▶ WRITTEN INSTRUCTION:
Answer from the culture-war passage:
(a) Which organizations does it say are barely even mentioned?
(b) What are people who criticize the ideological uniformity denounced as?
(c) Besides politics, where is the right said to be ascending?

The power imbalance in the actors being criticised in the current culture war is striking. Some YouTuber or national level politician is the greatest danger to our democracy, while CIA, DoD, Google, Apple, Facebook, Twitter, PayPal, World Bank, IMF et cetera are barely even mentioned. And all of these great power players display entirely the same values, pretty much without exception. They are completely monolithic, and in all their power they are not alone. Increasing number of other western institutions are starting to display the exact same homogeneous ways of thinking. There is barely any leeway anymore in relation to institutional doctrines of values. Things like intersectional feminism, transgenderism, identity politics based social justice, and eventually perhaps even such issues as veganism, are becoming unquestionable. There are still differences of opinion among individuals, thank God, but governments, media firms, mainline political parties, celebrities and even significant religious orders are all starting to become uniform, espousing the same mind-numbingly simple talking points of political correctness. The amount of cognitive dissonance this level of ideological and worldview solidarity must require is stupefying, and people criticising it are denounced as far-right. They are no such thing. They are just people with a different point of view. They are common people who typically consider feminism annoying and fake, transgenderism unconvincing and identity politics insane. And they are the majority. The left doesn’t seem to be aware of this, which is exactly why the right is currently ascending politically, as well as in social media, where ordinary people drive the discussion. This is also the impetus for the loudening calls for censorship online by many of those aligned with the left.

▶ DATASET EXTRACT:
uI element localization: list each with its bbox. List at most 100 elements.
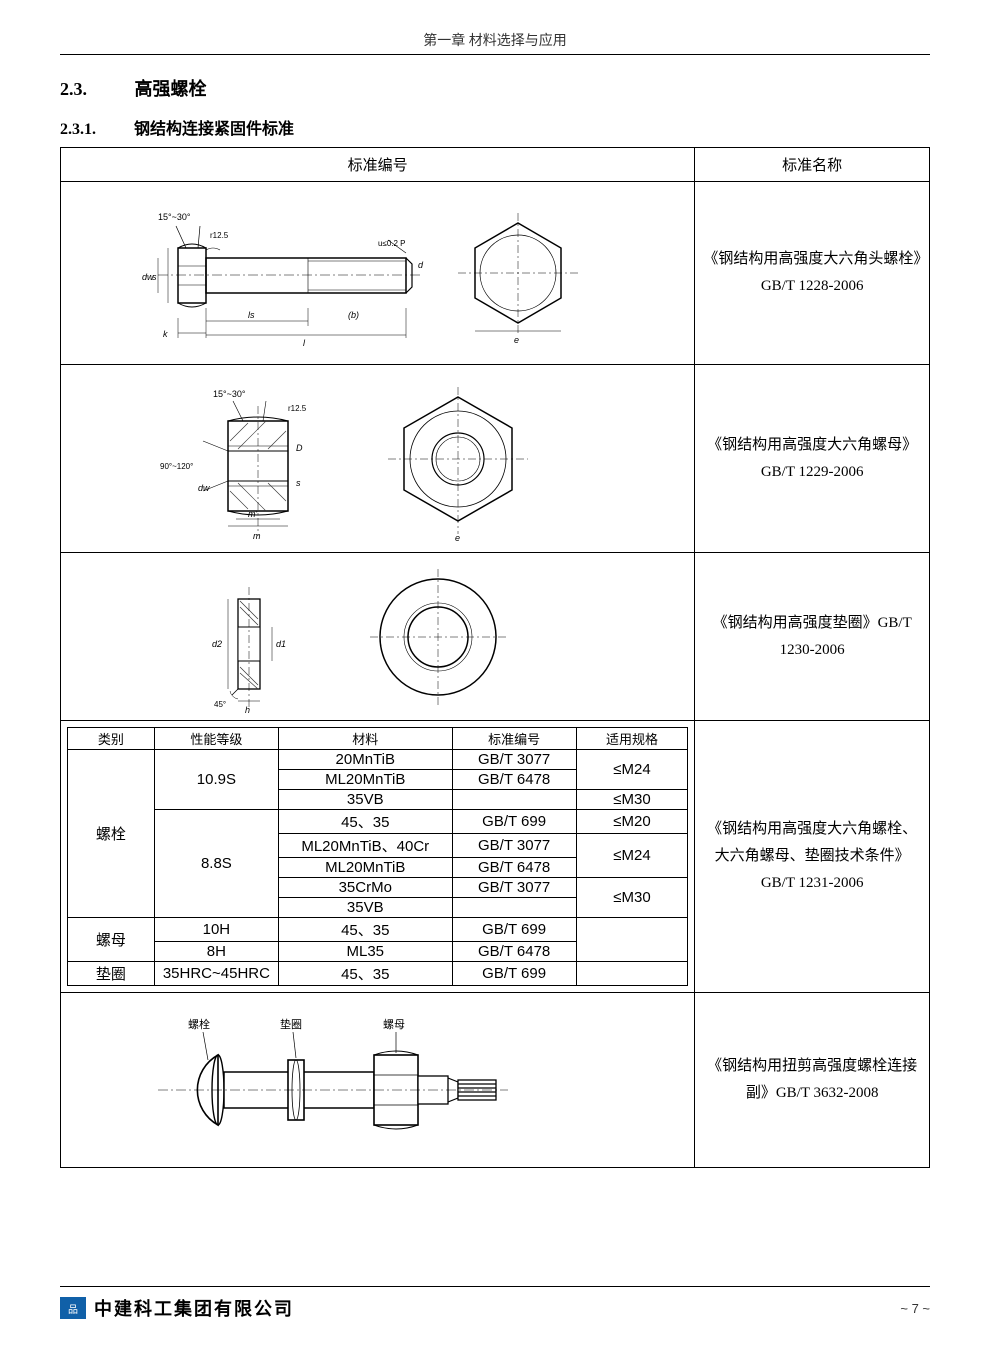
- svg-text:90°~120°: 90°~120°: [160, 462, 193, 471]
- cat-nut: 螺母: [68, 918, 155, 962]
- subsection-number: 2.3.1.: [60, 121, 130, 139]
- standard-name: 《钢结构用高强度大六角头螺栓》GB/T 1228-2006: [695, 182, 930, 365]
- mat: ML20MnTiB: [278, 770, 452, 790]
- svg-text:m: m: [253, 531, 261, 541]
- mat: 45、35: [278, 918, 452, 942]
- svg-text:螺栓: 螺栓: [188, 1017, 210, 1031]
- std: GB/T 3077: [452, 834, 576, 858]
- spec: ≤M30: [576, 878, 688, 918]
- company-logo-icon: 品: [60, 1297, 86, 1319]
- section-title: 高强螺栓: [135, 79, 207, 99]
- svg-text:15°~30°: 15°~30°: [213, 389, 246, 399]
- diagram-hex-nut: 15°~30° r12.5 90°~120° dw D s: [61, 365, 695, 553]
- diagram-torshear: 螺栓 垫圈 螺母: [61, 993, 695, 1168]
- standards-table: 标准编号 标准名称: [60, 147, 930, 1168]
- table-row: 类别 性能等级 材料 标准编号 适用规格 螺栓 10.9S 20MnTiB GB…: [61, 721, 930, 993]
- svg-text:D: D: [296, 443, 303, 453]
- table-row: 15°~30° r12.5 90°~120° dw D s: [61, 365, 930, 553]
- svg-text:垫圈: 垫圈: [280, 1017, 302, 1031]
- ih-spec: 适用规格: [576, 728, 688, 750]
- ih-category: 类别: [68, 728, 155, 750]
- ih-std: 标准编号: [452, 728, 576, 750]
- svg-text:d: d: [418, 260, 424, 270]
- page-header: 第一章 材料选择与应用: [60, 30, 930, 50]
- mat: 45、35: [278, 810, 452, 834]
- mat: ML35: [278, 942, 452, 962]
- svg-text:e: e: [514, 335, 519, 345]
- header-col2: 标准名称: [695, 148, 930, 182]
- ih-material: 材料: [278, 728, 452, 750]
- std: GB/T 699: [452, 810, 576, 834]
- table-header-row: 标准编号 标准名称: [61, 148, 930, 182]
- subsection-title: 钢结构连接紧固件标准: [134, 121, 294, 138]
- section-number: 2.3.: [60, 79, 130, 100]
- hex-bolt-icon: 15°~30° r12.5 u≤0.2 P: [98, 188, 658, 358]
- standard-name: 《钢结构用高强度大六角螺母》GB/T 1229-2006: [695, 365, 930, 553]
- material-spec-cell: 类别 性能等级 材料 标准编号 适用规格 螺栓 10.9S 20MnTiB GB…: [61, 721, 695, 993]
- svg-text:e: e: [455, 533, 460, 543]
- std: GB/T 6478: [452, 858, 576, 878]
- svg-text:k: k: [163, 329, 168, 339]
- svg-text:dw: dw: [198, 483, 210, 493]
- svg-text:u≤0.2 P: u≤0.2 P: [378, 239, 406, 248]
- washer-icon: 45° d2 d1 h: [148, 559, 608, 714]
- mat: 20MnTiB: [278, 750, 452, 770]
- svg-text:d1: d1: [276, 639, 286, 649]
- page: 第一章 材料选择与应用 2.3. 高强螺栓 2.3.1. 钢结构连接紧固件标准 …: [0, 0, 990, 1349]
- section-heading: 2.3. 高强螺栓: [60, 75, 930, 101]
- diagram-hex-bolt: 15°~30° r12.5 u≤0.2 P: [61, 182, 695, 365]
- grade: 8H: [154, 942, 278, 962]
- cat-washer: 垫圈: [68, 962, 155, 986]
- cat-bolt: 螺栓: [68, 750, 155, 918]
- subsection-heading: 2.3.1. 钢结构连接紧固件标准: [60, 115, 930, 139]
- mat: ML20MnTiB、40Cr: [278, 834, 452, 858]
- std: GB/T 699: [452, 918, 576, 942]
- grade: 10H: [154, 918, 278, 942]
- page-footer: 品 中建科工集团有限公司 ~ 7 ~: [60, 1286, 930, 1321]
- table-row: 螺栓 垫圈 螺母 《钢结构用扭剪高强度螺栓连接副》GB/T 3632-2008: [61, 993, 930, 1168]
- std: GB/T 6478: [452, 770, 576, 790]
- header-rule: [60, 54, 930, 55]
- mat: 35VB: [278, 898, 452, 918]
- table-row: 15°~30° r12.5 u≤0.2 P: [61, 182, 930, 365]
- mat: 35CrMo: [278, 878, 452, 898]
- svg-text:ls: ls: [248, 310, 255, 320]
- ih-grade: 性能等级: [154, 728, 278, 750]
- grade: 8.8S: [154, 810, 278, 918]
- svg-text:45°: 45°: [214, 700, 226, 709]
- material-spec-table: 类别 性能等级 材料 标准编号 适用规格 螺栓 10.9S 20MnTiB GB…: [67, 727, 688, 986]
- spec: ≤M30: [576, 790, 688, 810]
- standard-name: 《钢结构用高强度大六角螺栓、大六角螺母、垫圈技术条件》GB/T 1231-200…: [695, 721, 930, 993]
- diagram-washer: 45° d2 d1 h: [61, 553, 695, 721]
- svg-text:r12.5: r12.5: [288, 404, 307, 413]
- table-row: 45° d2 d1 h: [61, 553, 930, 721]
- grade: 35HRC~45HRC: [154, 962, 278, 986]
- svg-text:(b): (b): [348, 310, 359, 320]
- page-number: ~ 7 ~: [900, 1301, 930, 1316]
- spec: ≤M24: [576, 750, 688, 790]
- svg-text:l: l: [303, 338, 306, 348]
- standard-name: 《钢结构用高强度垫圈》GB/T 1230-2006: [695, 553, 930, 721]
- mat: 35VB: [278, 790, 452, 810]
- company-name: 中建科工集团有限公司: [94, 1295, 294, 1321]
- grade: 10.9S: [154, 750, 278, 810]
- standard-name: 《钢结构用扭剪高强度螺栓连接副》GB/T 3632-2008: [695, 993, 930, 1168]
- svg-text:s: s: [296, 478, 301, 488]
- std: GB/T 3077: [452, 878, 576, 898]
- std: GB/T 6478: [452, 942, 576, 962]
- mat: 45、35: [278, 962, 452, 986]
- footer-rule: [60, 1286, 930, 1287]
- svg-text:h: h: [245, 705, 250, 714]
- std: GB/T 699: [452, 962, 576, 986]
- svg-text:15°~30°: 15°~30°: [158, 212, 191, 222]
- mat: ML20MnTiB: [278, 858, 452, 878]
- spec: ≤M20: [576, 810, 688, 834]
- hex-nut-icon: 15°~30° r12.5 90°~120° dw D s: [128, 371, 628, 546]
- svg-text:螺母: 螺母: [383, 1018, 405, 1031]
- header-col1: 标准编号: [61, 148, 695, 182]
- svg-text:r12.5: r12.5: [210, 231, 229, 240]
- svg-text:dw: dw: [142, 272, 154, 282]
- svg-text:m': m': [248, 509, 257, 519]
- svg-text:d2: d2: [212, 639, 222, 649]
- std: GB/T 3077: [452, 750, 576, 770]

▶ ANSWER FOR THIS EXERCISE:
(a) CIA, DoD, Google, Apple, Facebook, Twitter, PayPal, World Bank, and IMF
(b) Far-right
(c) In social media, where ordinary people drive the discussion